_TASK PROMPT_. Sort through the data and copy the lines holding the word "name".

Figure record listings
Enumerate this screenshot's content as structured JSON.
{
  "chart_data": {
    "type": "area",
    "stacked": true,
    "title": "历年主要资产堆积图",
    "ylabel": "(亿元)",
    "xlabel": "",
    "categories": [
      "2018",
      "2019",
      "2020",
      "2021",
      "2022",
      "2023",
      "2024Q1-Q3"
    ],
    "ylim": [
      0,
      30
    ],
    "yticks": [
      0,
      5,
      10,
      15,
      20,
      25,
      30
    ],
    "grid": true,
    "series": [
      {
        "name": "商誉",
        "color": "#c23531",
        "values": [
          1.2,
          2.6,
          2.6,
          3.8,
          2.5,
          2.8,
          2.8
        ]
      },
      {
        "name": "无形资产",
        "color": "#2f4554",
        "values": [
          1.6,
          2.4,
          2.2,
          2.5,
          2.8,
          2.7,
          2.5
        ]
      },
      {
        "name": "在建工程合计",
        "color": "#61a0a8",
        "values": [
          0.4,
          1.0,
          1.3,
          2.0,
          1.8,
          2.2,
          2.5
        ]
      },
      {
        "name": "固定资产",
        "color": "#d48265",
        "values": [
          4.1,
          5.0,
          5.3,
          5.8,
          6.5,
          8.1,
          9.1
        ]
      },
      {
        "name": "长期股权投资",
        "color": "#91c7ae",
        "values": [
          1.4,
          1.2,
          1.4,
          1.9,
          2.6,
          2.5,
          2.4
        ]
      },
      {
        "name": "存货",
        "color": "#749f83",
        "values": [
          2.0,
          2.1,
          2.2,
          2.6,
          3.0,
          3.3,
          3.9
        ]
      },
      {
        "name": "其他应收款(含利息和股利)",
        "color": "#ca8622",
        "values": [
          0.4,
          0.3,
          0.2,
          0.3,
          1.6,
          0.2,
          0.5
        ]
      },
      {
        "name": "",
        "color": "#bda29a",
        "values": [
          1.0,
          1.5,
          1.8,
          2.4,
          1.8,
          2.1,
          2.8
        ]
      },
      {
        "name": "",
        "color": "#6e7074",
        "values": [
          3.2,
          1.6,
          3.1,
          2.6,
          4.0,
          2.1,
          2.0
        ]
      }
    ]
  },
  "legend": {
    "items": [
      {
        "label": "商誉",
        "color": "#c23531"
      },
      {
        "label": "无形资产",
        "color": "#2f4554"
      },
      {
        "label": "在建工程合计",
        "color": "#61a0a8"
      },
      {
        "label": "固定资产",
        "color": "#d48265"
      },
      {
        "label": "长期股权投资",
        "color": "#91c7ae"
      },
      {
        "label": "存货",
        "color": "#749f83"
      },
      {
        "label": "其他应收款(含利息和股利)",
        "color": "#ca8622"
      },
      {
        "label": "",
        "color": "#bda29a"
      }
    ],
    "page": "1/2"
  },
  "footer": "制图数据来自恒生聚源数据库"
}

_SOLUTION TO THE PROBLEM_.
        "name": "商誉",
        "name": "无形资产",
        "name": "在建工程合计",
        "name": "固定资产",
        "name": "长期股权投资",
        "name": "存货",
        "name": "其他应收款(含利息和股利)",
        "name": "",
        "name": "",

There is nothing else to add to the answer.